**EXERCISE DIRECTIONS:** Copy out every record precisely.

**GIVEN DATA:**
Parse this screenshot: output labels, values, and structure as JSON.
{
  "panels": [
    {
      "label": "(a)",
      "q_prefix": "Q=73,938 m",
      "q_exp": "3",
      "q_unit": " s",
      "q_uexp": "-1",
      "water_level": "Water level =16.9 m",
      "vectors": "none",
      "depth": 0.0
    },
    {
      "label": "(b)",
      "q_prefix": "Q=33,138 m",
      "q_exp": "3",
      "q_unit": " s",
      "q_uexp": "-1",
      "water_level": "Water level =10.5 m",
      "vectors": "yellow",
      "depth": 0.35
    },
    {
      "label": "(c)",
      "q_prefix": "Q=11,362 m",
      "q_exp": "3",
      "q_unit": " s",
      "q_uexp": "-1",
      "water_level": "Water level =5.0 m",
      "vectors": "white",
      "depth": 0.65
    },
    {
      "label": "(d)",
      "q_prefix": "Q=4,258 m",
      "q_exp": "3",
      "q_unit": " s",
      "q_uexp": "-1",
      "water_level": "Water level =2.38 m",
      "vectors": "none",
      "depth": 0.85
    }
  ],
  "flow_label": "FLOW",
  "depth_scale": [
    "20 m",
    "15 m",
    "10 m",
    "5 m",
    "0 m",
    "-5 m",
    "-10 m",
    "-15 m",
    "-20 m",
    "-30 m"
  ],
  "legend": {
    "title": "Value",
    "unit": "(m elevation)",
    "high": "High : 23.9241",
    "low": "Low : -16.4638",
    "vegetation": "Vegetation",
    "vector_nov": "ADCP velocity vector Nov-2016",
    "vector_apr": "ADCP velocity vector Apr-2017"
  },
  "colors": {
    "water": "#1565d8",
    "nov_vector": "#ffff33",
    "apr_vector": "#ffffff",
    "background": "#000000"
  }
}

**EXERCISE OUTPUT:**
Parse this screenshot: output labels, values, and structure as JSON.
{
  "panels": [
    {
      "label": "(a)",
      "q_prefix": "Q=73,938 m",
      "q_exp": "3",
      "q_unit": " s",
      "q_uexp": "-1",
      "water_level": "Water level =16.9 m",
      "vectors": "none",
      "depth": 0.0
    },
    {
      "label": "(b)",
      "q_prefix": "Q=33,138 m",
      "q_exp": "3",
      "q_unit": " s",
      "q_uexp": "-1",
      "water_level": "Water level =10.5 m",
      "vectors": "yellow",
      "depth": 0.35
    },
    {
      "label": "(c)",
      "q_prefix": "Q=11,362 m",
      "q_exp": "3",
      "q_unit": " s",
      "q_uexp": "-1",
      "water_level": "Water level =5.0 m",
      "vectors": "white",
      "depth": 0.65
    },
    {
      "label": "(d)",
      "q_prefix": "Q=4,258 m",
      "q_exp": "3",
      "q_unit": " s",
      "q_uexp": "-1",
      "water_level": "Water level =2.38 m",
      "vectors": "none",
      "depth": 0.85
    }
  ],
  "flow_label": "FLOW",
  "depth_scale": [
    "20 m",
    "15 m",
    "10 m",
    "5 m",
    "0 m",
    "-5 m",
    "-10 m",
    "-15 m",
    "-20 m",
    "-30 m"
  ],
  "legend": {
    "title": "Value",
    "unit": "(m elevation)",
    "high": "High : 23.9241",
    "low": "Low : -16.4638",
    "vegetation": "Vegetation",
    "vector_nov": "ADCP velocity vector Nov-2016",
    "vector_apr": "ADCP velocity vector Apr-2017"
  },
  "colors": {
    "water": "#1565d8",
    "nov_vector": "#ffff33",
    "apr_vector": "#ffffff",
    "background": "#000000"
  }
}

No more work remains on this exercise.